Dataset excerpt
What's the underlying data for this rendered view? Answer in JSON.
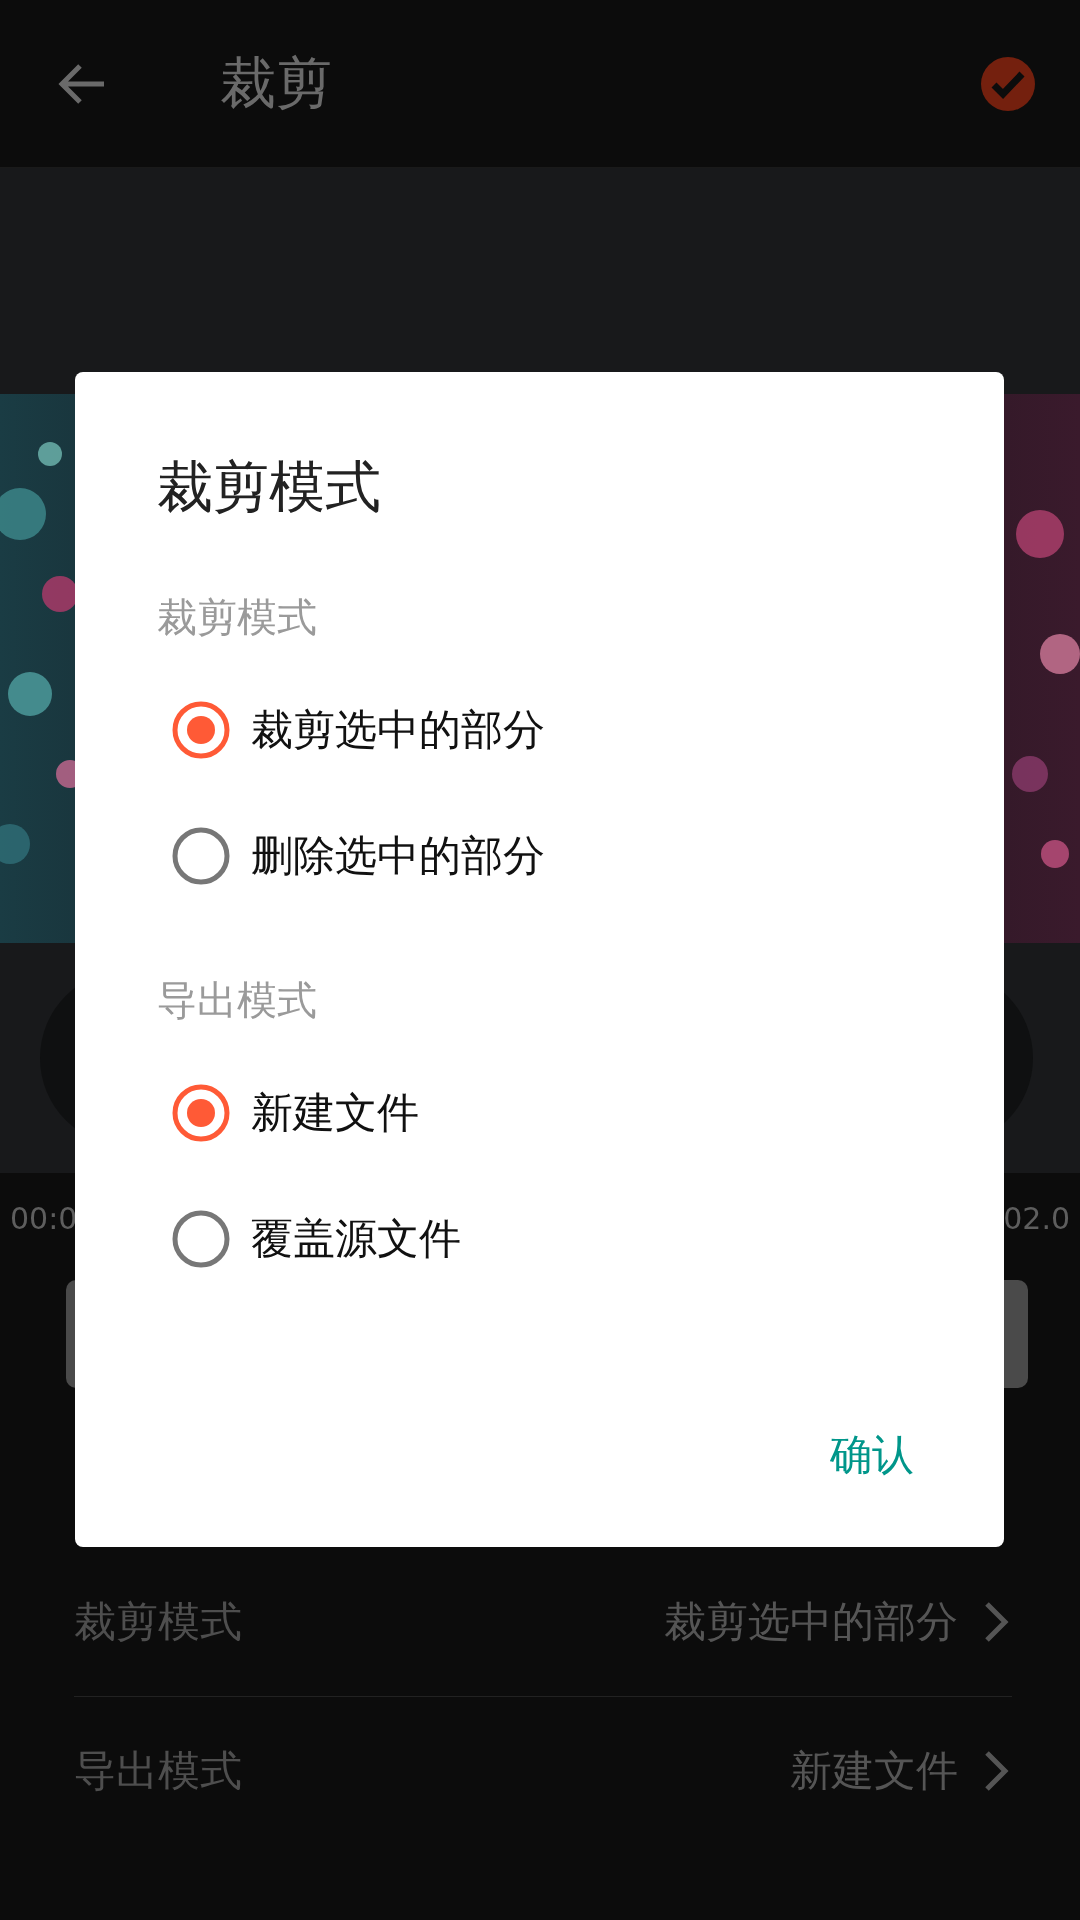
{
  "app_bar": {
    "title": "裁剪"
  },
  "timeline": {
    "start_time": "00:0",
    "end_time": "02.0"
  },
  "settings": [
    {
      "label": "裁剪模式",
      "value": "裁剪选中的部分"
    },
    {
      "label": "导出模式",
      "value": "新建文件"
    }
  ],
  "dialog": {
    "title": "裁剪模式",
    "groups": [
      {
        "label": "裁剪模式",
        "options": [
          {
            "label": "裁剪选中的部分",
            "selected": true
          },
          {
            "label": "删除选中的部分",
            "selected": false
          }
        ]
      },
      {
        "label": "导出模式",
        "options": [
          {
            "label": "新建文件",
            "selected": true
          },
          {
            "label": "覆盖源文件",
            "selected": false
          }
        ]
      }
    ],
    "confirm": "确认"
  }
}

▸ **WHAT IS NEEDED**: Repeat the preceding records precisely, and leave every picture out of the copy.

▸ **WRITTEN ANSWER**:
What's the underlying data for this rendered view? Answer in JSON.
{
  "app_bar": {
    "title": "裁剪"
  },
  "timeline": {
    "start_time": "00:0",
    "end_time": "02.0"
  },
  "settings": [
    {
      "label": "裁剪模式",
      "value": "裁剪选中的部分"
    },
    {
      "label": "导出模式",
      "value": "新建文件"
    }
  ],
  "dialog": {
    "title": "裁剪模式",
    "groups": [
      {
        "label": "裁剪模式",
        "options": [
          {
            "label": "裁剪选中的部分",
            "selected": true
          },
          {
            "label": "删除选中的部分",
            "selected": false
          }
        ]
      },
      {
        "label": "导出模式",
        "options": [
          {
            "label": "新建文件",
            "selected": true
          },
          {
            "label": "覆盖源文件",
            "selected": false
          }
        ]
      }
    ],
    "confirm": "确认"
  }
}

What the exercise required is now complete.